◆ **OBJECTIVE**
Copy every line that holds "What".

** start RECORDED DATA **

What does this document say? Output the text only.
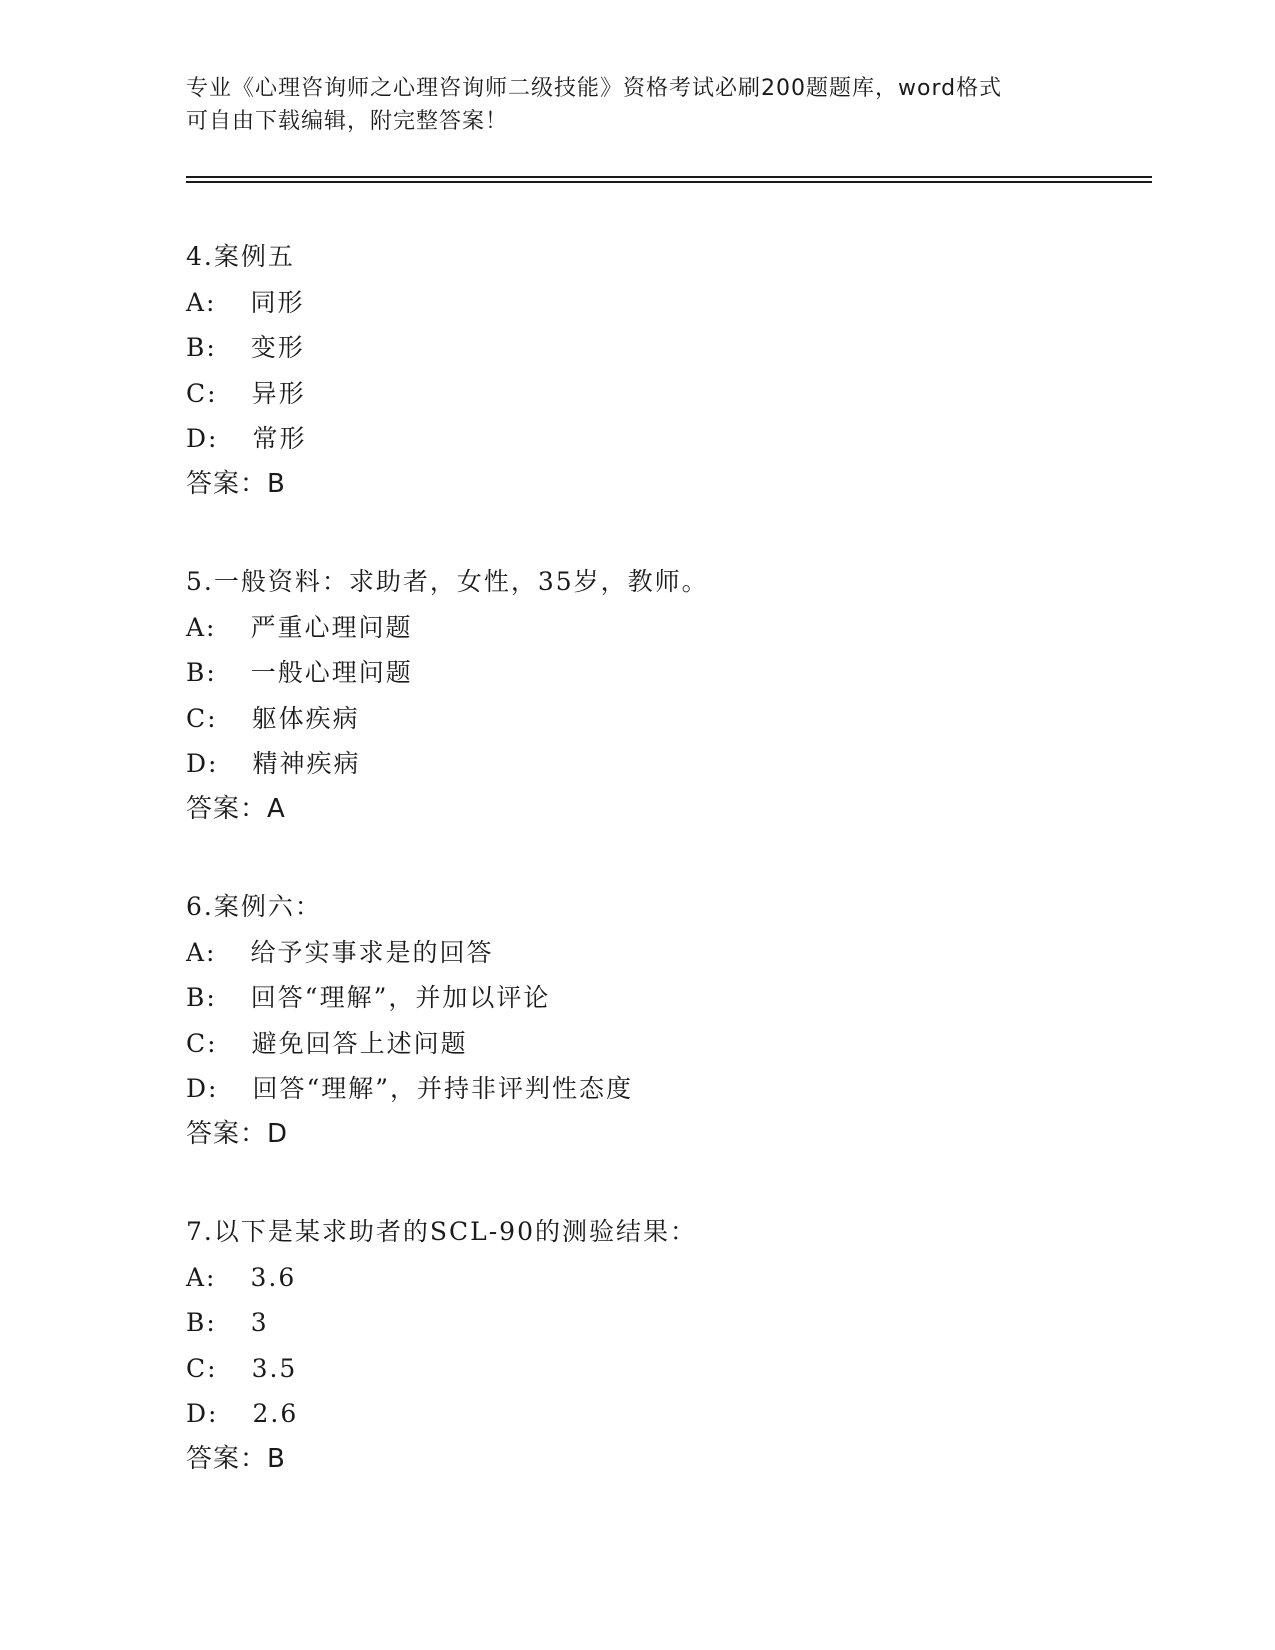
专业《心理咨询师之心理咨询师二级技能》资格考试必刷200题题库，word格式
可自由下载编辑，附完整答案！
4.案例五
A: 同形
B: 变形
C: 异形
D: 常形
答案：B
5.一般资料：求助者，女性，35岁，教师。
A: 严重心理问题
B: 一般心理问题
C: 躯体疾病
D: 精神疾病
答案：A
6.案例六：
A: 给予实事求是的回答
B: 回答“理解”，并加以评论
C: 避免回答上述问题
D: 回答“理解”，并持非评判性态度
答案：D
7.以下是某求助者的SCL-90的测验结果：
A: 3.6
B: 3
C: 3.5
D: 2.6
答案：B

** end RECORDED DATA **
** start RECORDED DATA **

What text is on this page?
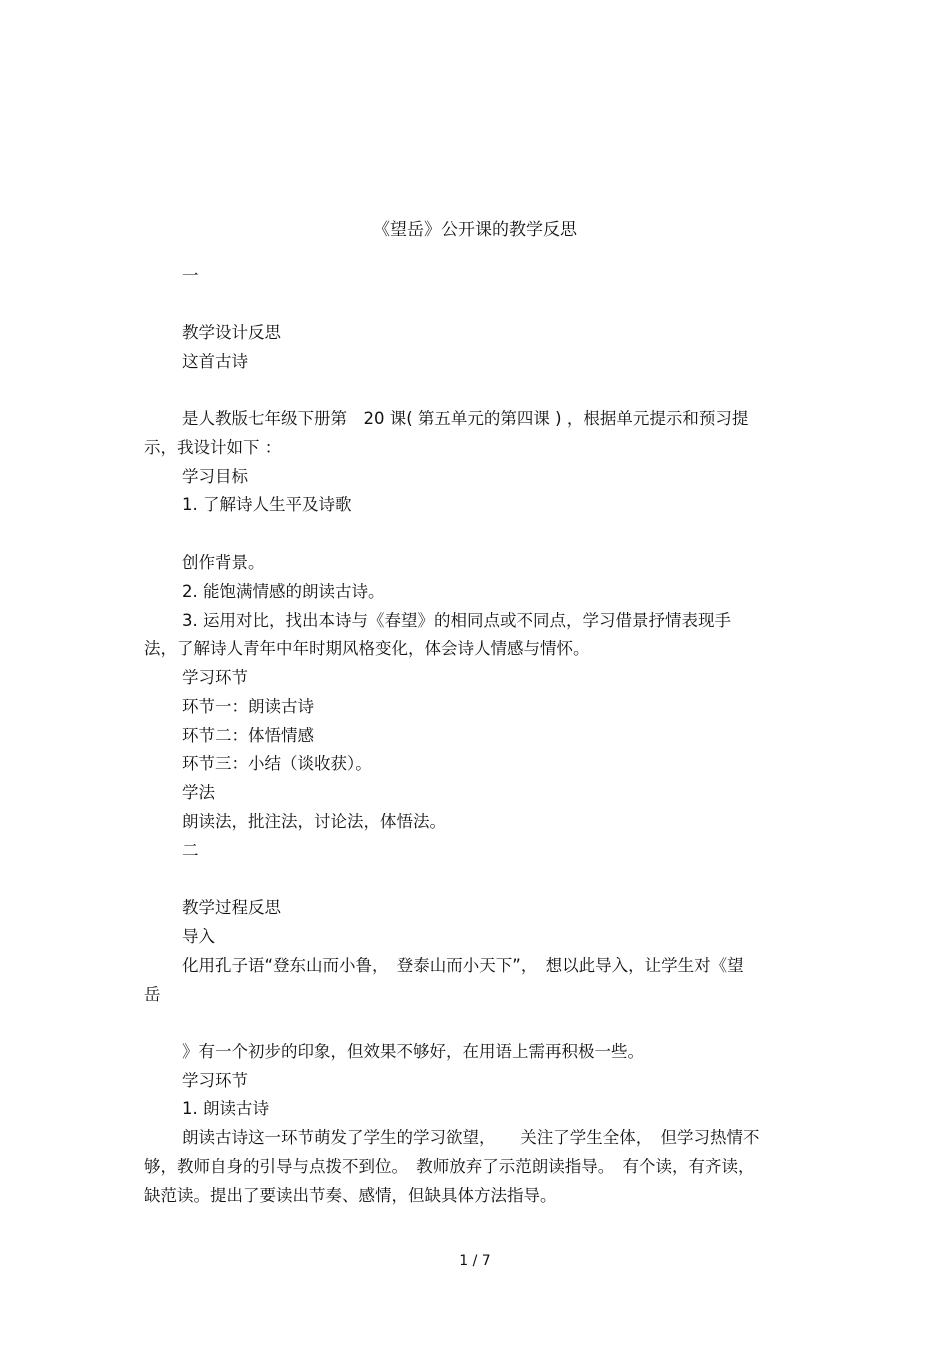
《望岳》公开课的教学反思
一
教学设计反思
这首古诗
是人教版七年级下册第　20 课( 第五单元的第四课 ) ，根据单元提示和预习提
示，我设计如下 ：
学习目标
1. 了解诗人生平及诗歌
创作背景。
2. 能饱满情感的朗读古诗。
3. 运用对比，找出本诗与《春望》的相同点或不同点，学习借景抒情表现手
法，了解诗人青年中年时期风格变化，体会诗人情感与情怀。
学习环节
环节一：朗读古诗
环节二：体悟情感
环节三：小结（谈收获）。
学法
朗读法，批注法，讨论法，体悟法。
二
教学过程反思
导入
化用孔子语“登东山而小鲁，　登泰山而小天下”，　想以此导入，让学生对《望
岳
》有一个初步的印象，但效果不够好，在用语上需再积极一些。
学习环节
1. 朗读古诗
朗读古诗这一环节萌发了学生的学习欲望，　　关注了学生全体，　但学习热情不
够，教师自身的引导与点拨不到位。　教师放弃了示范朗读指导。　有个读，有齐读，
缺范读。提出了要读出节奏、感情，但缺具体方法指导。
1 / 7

** end RECORDED DATA **

◆ **CORRECT RESULT**
What does this document say? Output the text only.
What text is on this page?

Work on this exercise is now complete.